Linking Human Rights and the Environment
Today society’s interaction with nature is so extensive that environmental issues have assumed proportions affecting all humanity. With the industrial and technological development mankind have not only improved economic conditions but also altered the natural ecological balance. Industrialization, urbanization and poverty among others have resulted in the erosion of biodiversity and thus affected natural environment adversely.
Today the State is no longer a mere umpire and an indifferent spectator. It has become the positive State. A State acts by its legislature, its executive and its judiciary. Under Chapter VI of the 1978 Constitution of Sri Lanka, it is under duty to bring about a welfare state in Sri Lanka. As the welfare State of modern times moves into its stride, there is scarcely any aspect of activity law does not take within its province. The international legal regime in the global sense, and national legal regime in the national context are therefore essential for achieving environmental justice.
International concern for environmental protection
International concern for environmental protection is of comparatively recent origin. The United Nations Conference on Human Environment and Development Stockholm 1972 (The Stockholm Declaration (1972)) is considered to be the major event bearing on environmental protection together with the concept of sustainable development. The Declaration besides the preamble consists of seven universal truths and 26 principles.
The concern for environmental protection and sustainable development receives further boost in the “World Conservation Strategy” which was prepared in 1980 by the World Conservation Union with the advice and support of the United Nations Environment Programme. It was endorsed by the governments of the various nations at the General Assembly in 1980. The next milestone in the evolution of international environment law is the World Charter for nature which was adopted in 1982. It endorses the right of every form of life, “warranting respect regardless of its worth to man”. The World Charter also endorses environmental procedural rights and recognizes a fundamental right to a healthy environment.
The term “sustainable development” was brought into common use by the World Commission on Environment and Development (“the Brundtland Commission”) in its seminal 1987 report on “Our Common Future” (The Brundtland Commission (1987)). The World Commission on Environment and Development was set up by the General Assembly of the United Nations in 1983. The United Nations Conference on Environment and Development popularly known as the Earth Summit was held in June 1992 at Rio de Janeiro. (Earth Summit (1992)) The Documents of the Earth Summit included the following: The Rio Declaration, Agenda 21, Forest Principles and two legally binding Conventions on Climate Change and Bio Diversity. In 1997 delegates from a large number of nations attending the World Climate Conference in Kyoto in Japan reached a historic accord calling for mandatory cuts in emission of green-house gases by industrial nations in the 21st century to help to save the planet from potentially devastating global warming, here The Paris Declaration of climatic change of 2016 is also referred to.

WHAT IS EXPECTED:
Answer these questions from the text on linking human rights and the environment:
1. Under which chapter of the 1978 Constitution of Sri Lanka is the State under a duty to bring about a welfare state?
2. Besides the preamble, what does the Stockholm Declaration consist of?
3. When and where was the Earth Summit held?

Records
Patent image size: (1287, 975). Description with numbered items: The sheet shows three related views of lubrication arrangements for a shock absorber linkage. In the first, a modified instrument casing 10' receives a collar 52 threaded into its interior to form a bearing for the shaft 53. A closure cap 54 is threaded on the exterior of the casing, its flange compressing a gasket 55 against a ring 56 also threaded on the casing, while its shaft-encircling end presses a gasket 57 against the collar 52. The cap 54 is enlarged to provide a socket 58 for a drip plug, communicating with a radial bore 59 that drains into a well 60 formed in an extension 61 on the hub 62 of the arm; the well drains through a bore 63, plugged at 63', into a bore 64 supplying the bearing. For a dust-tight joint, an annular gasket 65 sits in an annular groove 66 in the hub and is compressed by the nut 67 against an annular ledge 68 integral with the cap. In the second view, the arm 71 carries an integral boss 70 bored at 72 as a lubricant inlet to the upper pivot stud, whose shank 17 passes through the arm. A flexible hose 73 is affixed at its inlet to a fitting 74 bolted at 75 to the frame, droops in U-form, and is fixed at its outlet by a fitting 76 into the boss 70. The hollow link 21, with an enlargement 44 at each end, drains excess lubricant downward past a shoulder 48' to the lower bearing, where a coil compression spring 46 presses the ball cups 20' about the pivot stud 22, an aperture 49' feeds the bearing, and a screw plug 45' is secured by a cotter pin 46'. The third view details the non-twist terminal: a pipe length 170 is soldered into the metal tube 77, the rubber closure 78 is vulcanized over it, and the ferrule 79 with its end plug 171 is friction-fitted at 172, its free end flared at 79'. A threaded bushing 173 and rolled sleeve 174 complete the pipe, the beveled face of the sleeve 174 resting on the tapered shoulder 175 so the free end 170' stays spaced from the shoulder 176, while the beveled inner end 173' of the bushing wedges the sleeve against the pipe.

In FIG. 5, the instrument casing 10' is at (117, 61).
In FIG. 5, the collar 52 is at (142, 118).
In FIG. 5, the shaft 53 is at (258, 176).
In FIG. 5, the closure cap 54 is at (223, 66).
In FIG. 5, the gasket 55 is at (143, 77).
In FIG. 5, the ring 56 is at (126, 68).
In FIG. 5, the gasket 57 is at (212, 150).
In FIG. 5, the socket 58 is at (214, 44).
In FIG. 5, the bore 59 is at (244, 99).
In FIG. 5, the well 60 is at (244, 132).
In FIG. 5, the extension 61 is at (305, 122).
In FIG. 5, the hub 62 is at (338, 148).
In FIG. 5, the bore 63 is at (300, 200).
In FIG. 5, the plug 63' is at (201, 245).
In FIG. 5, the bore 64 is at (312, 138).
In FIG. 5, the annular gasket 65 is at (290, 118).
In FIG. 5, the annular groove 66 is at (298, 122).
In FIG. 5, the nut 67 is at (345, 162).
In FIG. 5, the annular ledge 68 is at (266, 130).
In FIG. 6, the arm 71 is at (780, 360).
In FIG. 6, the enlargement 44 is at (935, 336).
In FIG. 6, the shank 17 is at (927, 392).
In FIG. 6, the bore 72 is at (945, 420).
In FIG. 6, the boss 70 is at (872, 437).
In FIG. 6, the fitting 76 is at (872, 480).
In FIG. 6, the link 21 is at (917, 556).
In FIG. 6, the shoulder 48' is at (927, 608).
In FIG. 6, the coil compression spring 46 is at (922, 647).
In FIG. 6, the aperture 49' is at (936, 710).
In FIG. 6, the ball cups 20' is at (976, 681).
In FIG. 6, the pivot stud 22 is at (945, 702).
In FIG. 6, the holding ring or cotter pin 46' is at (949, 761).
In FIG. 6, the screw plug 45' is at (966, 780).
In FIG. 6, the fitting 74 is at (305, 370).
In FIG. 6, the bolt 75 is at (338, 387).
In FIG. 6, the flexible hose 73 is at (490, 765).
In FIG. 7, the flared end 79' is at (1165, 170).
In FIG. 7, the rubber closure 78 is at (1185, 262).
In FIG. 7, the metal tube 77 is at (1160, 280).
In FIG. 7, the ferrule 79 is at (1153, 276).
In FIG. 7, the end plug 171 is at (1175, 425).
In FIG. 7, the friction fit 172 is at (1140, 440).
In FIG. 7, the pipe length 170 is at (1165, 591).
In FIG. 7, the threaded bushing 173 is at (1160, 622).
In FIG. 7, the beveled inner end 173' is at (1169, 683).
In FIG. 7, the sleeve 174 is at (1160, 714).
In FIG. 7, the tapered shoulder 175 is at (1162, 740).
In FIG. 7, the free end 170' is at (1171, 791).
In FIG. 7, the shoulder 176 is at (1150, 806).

TASK ANSWER:
1. Chapter VI.
2. Seven universal truths and 26 principles.
3. June 1992, at Rio de Janeiro.